= EXERCISE INSTRUCTIONS =
Look through the lines below and extract each one that contains "Doppler".

= DATA SUPPLIED =

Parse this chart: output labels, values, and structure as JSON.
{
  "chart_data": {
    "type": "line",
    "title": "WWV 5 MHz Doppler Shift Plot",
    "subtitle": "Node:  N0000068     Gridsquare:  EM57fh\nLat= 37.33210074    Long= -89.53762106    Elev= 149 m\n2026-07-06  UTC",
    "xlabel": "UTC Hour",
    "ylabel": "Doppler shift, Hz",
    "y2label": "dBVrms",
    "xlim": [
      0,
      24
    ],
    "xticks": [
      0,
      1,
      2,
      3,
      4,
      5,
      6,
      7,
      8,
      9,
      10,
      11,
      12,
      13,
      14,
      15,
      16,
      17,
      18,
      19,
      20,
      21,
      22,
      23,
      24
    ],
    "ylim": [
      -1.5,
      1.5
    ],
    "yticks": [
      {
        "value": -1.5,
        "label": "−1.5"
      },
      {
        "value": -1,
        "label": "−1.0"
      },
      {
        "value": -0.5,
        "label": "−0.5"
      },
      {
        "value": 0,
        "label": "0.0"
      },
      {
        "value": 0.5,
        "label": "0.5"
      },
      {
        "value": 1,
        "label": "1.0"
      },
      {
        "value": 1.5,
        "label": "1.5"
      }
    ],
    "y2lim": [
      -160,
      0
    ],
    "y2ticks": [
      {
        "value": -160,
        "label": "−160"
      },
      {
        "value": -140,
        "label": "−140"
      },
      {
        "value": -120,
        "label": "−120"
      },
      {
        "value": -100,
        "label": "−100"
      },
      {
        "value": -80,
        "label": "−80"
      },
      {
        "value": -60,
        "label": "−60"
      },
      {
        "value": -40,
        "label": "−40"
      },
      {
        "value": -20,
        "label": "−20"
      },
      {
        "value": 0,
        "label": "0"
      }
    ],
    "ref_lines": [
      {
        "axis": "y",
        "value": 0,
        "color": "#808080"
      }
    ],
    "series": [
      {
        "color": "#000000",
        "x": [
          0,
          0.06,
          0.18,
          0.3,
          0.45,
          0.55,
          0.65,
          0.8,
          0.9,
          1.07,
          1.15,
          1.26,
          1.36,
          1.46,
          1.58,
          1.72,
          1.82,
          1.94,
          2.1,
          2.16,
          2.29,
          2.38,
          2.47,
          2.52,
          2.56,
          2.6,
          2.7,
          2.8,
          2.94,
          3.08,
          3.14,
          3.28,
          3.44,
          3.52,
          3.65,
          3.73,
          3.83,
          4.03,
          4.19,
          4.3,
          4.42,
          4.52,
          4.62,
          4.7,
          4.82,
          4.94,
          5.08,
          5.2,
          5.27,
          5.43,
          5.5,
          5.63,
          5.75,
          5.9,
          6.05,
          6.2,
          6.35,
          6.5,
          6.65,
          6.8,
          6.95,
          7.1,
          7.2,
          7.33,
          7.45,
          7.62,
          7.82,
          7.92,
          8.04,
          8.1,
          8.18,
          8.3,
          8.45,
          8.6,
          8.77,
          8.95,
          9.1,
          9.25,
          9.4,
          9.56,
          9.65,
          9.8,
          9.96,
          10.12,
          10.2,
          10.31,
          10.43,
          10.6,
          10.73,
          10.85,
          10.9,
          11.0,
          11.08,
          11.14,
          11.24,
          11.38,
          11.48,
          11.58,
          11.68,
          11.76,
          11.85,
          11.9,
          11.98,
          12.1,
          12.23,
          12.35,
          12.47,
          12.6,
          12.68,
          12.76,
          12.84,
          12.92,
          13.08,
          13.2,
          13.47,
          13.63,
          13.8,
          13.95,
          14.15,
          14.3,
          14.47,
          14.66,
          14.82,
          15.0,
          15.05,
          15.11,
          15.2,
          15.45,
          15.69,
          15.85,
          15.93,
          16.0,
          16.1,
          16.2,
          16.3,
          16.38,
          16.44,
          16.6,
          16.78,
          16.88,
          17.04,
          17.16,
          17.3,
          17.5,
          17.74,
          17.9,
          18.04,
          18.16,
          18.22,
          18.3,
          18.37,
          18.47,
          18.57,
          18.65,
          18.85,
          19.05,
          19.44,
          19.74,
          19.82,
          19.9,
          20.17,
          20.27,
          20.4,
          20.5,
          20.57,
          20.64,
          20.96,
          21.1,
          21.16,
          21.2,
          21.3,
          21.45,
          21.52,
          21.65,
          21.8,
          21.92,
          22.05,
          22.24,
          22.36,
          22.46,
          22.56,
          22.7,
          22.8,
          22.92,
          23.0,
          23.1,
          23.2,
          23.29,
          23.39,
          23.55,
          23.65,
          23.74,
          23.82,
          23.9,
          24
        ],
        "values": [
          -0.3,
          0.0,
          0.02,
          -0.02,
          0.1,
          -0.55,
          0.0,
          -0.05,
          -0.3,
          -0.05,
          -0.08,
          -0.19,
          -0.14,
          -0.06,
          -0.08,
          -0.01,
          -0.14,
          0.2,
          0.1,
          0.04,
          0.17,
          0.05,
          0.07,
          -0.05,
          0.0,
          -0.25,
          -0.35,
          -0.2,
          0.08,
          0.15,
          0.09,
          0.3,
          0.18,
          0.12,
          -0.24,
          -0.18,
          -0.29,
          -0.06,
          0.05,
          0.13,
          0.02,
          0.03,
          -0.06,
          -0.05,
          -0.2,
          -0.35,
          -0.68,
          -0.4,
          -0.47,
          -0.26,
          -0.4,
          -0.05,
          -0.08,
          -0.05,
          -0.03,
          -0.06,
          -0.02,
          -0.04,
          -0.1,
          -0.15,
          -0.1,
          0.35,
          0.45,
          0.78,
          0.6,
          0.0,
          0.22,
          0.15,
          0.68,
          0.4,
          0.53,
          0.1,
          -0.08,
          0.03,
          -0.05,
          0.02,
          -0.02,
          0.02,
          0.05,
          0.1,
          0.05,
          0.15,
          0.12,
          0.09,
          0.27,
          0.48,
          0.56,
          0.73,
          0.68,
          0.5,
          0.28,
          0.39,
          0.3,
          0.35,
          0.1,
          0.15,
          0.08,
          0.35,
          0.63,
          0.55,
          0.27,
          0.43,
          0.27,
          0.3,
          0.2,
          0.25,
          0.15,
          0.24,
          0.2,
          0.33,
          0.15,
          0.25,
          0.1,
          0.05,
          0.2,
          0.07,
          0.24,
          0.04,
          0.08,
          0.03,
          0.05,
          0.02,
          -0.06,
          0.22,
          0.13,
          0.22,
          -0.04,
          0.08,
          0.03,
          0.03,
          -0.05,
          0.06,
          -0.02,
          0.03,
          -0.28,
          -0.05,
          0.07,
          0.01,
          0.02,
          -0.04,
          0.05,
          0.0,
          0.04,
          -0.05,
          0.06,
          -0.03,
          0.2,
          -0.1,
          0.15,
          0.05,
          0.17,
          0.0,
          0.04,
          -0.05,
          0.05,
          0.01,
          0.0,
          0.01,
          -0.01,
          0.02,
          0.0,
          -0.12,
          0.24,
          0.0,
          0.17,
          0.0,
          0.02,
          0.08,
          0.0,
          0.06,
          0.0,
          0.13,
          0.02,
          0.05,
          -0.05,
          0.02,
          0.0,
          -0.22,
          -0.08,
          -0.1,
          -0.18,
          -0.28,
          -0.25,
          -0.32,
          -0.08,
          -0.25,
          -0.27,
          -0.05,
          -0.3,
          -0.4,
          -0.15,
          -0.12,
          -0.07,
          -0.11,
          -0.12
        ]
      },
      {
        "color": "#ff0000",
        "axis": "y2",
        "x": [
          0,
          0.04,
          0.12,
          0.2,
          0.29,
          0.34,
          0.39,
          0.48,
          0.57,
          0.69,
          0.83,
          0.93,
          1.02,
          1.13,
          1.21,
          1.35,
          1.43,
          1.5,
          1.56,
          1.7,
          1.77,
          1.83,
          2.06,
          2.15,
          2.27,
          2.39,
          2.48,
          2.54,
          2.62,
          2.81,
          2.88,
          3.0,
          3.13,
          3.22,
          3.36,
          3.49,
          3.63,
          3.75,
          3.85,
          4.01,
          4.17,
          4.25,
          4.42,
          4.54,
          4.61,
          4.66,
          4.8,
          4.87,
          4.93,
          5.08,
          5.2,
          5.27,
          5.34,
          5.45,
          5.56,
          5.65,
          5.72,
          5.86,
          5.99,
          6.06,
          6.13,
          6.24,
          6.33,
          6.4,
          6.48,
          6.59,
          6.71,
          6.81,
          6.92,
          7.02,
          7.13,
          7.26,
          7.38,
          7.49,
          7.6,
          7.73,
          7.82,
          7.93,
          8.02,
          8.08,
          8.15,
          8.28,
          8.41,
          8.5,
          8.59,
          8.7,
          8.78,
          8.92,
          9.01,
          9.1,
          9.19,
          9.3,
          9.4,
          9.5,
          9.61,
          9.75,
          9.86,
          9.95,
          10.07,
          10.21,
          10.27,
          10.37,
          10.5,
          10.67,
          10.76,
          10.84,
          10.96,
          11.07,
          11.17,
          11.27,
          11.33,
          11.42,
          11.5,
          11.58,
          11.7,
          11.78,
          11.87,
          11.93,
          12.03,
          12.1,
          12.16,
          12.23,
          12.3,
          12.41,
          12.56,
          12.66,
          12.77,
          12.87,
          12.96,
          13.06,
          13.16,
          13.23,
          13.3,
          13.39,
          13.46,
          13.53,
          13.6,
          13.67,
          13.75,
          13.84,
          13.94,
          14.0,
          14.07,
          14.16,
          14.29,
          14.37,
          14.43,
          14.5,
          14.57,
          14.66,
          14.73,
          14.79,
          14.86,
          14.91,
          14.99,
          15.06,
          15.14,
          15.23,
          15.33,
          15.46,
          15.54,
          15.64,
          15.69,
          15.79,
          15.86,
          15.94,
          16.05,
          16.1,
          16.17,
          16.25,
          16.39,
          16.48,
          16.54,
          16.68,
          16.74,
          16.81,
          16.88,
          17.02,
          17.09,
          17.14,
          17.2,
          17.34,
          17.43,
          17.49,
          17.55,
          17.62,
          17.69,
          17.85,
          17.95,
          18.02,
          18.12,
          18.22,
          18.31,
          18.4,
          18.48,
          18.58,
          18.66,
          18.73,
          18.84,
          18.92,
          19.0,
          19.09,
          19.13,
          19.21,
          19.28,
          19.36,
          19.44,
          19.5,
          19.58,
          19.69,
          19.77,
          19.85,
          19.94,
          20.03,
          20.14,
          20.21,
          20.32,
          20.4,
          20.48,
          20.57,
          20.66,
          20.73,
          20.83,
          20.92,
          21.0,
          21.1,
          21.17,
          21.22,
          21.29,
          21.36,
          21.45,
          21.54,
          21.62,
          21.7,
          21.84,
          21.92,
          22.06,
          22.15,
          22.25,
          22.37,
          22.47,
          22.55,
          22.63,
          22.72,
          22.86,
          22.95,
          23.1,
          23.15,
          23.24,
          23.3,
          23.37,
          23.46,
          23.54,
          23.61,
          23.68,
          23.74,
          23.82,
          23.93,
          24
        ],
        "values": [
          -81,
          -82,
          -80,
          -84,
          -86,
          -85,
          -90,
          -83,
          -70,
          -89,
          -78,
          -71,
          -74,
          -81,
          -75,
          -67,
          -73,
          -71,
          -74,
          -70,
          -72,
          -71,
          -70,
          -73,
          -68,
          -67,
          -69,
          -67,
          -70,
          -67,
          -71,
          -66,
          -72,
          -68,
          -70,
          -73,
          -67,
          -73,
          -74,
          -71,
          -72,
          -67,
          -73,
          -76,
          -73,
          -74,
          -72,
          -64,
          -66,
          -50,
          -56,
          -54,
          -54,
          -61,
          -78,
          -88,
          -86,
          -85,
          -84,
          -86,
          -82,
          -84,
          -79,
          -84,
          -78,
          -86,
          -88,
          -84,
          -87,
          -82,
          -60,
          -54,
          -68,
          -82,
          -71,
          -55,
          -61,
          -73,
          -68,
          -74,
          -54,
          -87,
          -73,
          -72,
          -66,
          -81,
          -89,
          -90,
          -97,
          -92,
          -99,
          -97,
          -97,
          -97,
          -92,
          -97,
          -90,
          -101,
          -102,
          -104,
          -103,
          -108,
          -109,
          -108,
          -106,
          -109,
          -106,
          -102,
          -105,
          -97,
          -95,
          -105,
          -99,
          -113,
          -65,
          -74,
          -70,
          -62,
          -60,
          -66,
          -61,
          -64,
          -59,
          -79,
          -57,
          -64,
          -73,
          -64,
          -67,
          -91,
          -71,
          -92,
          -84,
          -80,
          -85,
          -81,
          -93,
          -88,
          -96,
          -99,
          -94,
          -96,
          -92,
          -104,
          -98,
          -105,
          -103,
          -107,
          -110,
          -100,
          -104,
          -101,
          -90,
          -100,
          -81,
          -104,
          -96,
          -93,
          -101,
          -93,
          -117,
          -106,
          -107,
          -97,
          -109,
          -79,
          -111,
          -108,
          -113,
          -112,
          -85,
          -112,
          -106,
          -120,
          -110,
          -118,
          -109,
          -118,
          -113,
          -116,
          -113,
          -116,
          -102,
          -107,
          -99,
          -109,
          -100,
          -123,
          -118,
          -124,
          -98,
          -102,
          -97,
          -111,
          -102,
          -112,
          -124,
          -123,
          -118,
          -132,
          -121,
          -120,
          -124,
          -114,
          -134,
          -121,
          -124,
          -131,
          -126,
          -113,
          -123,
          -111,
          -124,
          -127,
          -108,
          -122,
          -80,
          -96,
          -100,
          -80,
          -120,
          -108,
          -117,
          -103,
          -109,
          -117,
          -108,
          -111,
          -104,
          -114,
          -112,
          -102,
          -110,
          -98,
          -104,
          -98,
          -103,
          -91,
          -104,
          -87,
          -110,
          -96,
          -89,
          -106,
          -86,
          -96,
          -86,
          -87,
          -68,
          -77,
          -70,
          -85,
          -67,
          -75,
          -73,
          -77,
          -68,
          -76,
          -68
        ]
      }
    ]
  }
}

= RESPONSE =
    "title": "WWV 5 MHz Doppler Shift Plot",
    "ylabel": "Doppler shift, Hz",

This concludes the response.